(Stored data entries)
* Begin *

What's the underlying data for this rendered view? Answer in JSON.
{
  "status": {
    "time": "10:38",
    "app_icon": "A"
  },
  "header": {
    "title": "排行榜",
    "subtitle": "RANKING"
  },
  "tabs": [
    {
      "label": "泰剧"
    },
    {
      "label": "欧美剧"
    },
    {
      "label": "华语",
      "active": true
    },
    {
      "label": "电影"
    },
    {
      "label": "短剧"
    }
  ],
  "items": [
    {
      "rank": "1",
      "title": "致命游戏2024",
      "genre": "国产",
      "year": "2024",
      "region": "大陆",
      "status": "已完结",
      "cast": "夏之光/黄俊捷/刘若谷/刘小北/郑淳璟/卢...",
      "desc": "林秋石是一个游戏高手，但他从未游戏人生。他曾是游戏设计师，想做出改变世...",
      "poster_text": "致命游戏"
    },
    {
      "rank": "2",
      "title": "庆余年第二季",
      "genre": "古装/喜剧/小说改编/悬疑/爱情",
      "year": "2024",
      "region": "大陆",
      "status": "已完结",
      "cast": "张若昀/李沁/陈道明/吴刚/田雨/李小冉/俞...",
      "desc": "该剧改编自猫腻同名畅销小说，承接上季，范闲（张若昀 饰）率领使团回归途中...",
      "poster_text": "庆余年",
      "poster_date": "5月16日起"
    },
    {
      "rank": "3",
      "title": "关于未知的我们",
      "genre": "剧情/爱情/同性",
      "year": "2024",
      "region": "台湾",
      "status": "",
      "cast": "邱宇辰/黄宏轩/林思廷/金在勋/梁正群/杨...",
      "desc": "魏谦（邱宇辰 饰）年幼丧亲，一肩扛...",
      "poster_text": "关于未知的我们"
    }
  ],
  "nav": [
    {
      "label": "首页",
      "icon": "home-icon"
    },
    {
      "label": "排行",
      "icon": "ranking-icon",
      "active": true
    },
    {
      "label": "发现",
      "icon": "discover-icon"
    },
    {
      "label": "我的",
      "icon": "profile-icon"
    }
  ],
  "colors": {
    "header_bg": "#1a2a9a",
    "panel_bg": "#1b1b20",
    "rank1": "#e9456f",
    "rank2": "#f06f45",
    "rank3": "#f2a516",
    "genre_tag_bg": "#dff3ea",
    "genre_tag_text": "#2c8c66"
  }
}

* End *

_THE PROBLEM_
Your task is to transcribe the material exactly.

_RESPONSE_
What's the underlying data for this rendered view? Answer in JSON.
{
  "status": {
    "time": "10:38",
    "app_icon": "A"
  },
  "header": {
    "title": "排行榜",
    "subtitle": "RANKING"
  },
  "tabs": [
    {
      "label": "泰剧"
    },
    {
      "label": "欧美剧"
    },
    {
      "label": "华语",
      "active": true
    },
    {
      "label": "电影"
    },
    {
      "label": "短剧"
    }
  ],
  "items": [
    {
      "rank": "1",
      "title": "致命游戏2024",
      "genre": "国产",
      "year": "2024",
      "region": "大陆",
      "status": "已完结",
      "cast": "夏之光/黄俊捷/刘若谷/刘小北/郑淳璟/卢...",
      "desc": "林秋石是一个游戏高手，但他从未游戏人生。他曾是游戏设计师，想做出改变世...",
      "poster_text": "致命游戏"
    },
    {
      "rank": "2",
      "title": "庆余年第二季",
      "genre": "古装/喜剧/小说改编/悬疑/爱情",
      "year": "2024",
      "region": "大陆",
      "status": "已完结",
      "cast": "张若昀/李沁/陈道明/吴刚/田雨/李小冉/俞...",
      "desc": "该剧改编自猫腻同名畅销小说，承接上季，范闲（张若昀 饰）率领使团回归途中...",
      "poster_text": "庆余年",
      "poster_date": "5月16日起"
    },
    {
      "rank": "3",
      "title": "关于未知的我们",
      "genre": "剧情/爱情/同性",
      "year": "2024",
      "region": "台湾",
      "status": "",
      "cast": "邱宇辰/黄宏轩/林思廷/金在勋/梁正群/杨...",
      "desc": "魏谦（邱宇辰 饰）年幼丧亲，一肩扛...",
      "poster_text": "关于未知的我们"
    }
  ],
  "nav": [
    {
      "label": "首页",
      "icon": "home-icon"
    },
    {
      "label": "排行",
      "icon": "ranking-icon",
      "active": true
    },
    {
      "label": "发现",
      "icon": "discover-icon"
    },
    {
      "label": "我的",
      "icon": "profile-icon"
    }
  ],
  "colors": {
    "header_bg": "#1a2a9a",
    "panel_bg": "#1b1b20",
    "rank1": "#e9456f",
    "rank2": "#f06f45",
    "rank3": "#f2a516",
    "genre_tag_bg": "#dff3ea",
    "genre_tag_text": "#2c8c66"
  }
}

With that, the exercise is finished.